§ Written exercise
Your reply should be a single number: how many lines contain the string "links".

§ Input rows
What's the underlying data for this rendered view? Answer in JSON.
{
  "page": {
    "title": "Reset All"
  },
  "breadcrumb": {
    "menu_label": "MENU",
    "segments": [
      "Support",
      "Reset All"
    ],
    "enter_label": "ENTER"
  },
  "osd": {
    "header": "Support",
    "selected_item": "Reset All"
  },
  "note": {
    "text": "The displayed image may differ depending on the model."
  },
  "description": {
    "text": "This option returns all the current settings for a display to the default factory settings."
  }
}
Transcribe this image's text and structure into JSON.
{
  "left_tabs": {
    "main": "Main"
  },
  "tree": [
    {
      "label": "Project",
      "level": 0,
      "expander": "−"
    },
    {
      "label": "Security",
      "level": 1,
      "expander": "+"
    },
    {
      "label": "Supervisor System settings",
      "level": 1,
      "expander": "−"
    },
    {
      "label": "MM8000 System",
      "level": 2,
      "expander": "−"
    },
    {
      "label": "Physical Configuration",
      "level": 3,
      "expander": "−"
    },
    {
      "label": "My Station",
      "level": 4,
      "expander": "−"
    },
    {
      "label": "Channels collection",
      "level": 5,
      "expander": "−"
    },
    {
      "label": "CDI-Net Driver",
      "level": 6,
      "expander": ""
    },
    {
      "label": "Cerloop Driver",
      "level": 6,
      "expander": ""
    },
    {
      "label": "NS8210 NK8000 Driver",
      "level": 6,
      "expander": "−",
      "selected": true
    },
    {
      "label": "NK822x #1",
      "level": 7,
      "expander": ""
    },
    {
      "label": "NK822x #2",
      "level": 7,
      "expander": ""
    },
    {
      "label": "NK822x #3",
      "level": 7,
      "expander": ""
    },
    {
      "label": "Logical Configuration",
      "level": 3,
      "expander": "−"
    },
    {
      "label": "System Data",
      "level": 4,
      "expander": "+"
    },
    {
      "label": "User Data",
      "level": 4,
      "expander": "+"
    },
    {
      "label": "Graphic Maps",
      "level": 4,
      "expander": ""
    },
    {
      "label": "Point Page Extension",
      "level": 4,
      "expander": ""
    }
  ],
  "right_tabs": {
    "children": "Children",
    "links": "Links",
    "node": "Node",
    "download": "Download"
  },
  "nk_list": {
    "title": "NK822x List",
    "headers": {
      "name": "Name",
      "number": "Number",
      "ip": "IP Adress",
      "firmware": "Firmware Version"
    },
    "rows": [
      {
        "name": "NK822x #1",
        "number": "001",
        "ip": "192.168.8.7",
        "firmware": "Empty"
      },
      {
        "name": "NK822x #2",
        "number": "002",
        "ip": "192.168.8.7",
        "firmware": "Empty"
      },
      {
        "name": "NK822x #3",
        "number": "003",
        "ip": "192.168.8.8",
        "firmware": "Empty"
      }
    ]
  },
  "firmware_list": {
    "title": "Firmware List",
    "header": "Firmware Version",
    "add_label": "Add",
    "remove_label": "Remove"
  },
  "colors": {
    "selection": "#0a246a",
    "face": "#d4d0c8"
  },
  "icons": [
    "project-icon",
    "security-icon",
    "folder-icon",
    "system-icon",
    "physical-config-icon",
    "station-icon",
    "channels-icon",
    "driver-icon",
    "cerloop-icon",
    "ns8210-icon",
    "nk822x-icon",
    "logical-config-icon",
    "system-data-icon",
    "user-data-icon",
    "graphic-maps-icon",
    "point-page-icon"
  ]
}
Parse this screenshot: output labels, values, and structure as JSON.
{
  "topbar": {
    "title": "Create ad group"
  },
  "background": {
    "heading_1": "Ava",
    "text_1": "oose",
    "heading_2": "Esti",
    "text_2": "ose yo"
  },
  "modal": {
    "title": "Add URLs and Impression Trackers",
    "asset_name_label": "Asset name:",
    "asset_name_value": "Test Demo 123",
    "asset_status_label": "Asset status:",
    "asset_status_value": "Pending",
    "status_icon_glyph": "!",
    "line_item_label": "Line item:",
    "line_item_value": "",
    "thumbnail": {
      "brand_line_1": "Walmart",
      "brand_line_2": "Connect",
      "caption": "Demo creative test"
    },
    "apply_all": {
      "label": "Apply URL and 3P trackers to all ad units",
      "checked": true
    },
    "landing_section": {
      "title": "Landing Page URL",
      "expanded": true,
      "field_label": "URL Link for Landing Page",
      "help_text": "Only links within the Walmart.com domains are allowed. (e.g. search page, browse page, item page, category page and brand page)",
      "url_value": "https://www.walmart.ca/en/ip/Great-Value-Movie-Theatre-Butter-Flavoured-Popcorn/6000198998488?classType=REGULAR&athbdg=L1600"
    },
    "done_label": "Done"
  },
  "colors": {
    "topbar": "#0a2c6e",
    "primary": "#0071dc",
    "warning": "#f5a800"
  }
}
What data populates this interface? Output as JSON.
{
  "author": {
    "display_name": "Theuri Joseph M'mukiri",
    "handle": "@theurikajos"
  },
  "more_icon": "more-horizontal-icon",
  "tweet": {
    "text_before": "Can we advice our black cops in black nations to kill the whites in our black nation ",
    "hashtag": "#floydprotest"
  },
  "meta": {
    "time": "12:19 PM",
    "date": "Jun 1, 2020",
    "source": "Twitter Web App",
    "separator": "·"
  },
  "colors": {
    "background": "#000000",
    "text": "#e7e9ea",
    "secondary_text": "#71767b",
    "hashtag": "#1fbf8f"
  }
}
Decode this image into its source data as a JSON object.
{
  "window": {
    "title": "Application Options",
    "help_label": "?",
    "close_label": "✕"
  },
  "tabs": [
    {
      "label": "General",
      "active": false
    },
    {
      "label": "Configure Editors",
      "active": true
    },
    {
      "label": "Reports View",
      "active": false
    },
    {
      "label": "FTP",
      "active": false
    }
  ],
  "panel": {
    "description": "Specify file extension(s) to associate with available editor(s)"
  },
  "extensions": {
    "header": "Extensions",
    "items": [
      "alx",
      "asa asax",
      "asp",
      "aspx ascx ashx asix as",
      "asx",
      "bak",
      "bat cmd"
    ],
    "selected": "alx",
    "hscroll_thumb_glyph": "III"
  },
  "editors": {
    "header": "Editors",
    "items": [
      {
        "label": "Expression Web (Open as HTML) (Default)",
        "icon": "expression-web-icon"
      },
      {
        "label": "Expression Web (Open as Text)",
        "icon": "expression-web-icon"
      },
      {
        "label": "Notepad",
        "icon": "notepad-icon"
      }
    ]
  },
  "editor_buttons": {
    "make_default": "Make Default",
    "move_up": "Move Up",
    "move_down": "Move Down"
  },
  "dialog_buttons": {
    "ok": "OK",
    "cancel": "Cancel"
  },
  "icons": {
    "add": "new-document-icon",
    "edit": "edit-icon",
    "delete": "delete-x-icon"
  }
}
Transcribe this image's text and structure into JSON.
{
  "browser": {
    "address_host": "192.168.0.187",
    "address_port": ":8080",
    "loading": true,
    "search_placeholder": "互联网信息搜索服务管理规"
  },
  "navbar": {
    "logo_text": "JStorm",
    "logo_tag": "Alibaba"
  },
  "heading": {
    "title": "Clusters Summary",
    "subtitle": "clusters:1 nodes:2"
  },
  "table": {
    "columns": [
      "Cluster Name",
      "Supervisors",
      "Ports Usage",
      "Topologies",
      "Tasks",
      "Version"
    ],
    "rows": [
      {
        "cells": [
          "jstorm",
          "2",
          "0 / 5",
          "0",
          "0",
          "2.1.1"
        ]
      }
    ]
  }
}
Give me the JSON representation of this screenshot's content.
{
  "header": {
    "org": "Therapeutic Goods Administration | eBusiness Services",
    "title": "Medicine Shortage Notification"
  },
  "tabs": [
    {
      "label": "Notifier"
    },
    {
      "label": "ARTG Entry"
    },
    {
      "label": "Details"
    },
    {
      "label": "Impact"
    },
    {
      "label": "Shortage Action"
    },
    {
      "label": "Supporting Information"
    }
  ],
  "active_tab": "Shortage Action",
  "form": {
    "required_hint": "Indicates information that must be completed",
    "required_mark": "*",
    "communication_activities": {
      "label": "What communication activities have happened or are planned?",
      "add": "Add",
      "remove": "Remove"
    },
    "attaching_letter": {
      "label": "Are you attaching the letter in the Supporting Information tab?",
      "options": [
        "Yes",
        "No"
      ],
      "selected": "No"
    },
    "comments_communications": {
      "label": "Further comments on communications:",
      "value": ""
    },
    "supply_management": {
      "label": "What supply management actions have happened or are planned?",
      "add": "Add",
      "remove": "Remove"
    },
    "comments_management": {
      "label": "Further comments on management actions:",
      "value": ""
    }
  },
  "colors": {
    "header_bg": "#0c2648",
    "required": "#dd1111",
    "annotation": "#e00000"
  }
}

§ Exercise output
2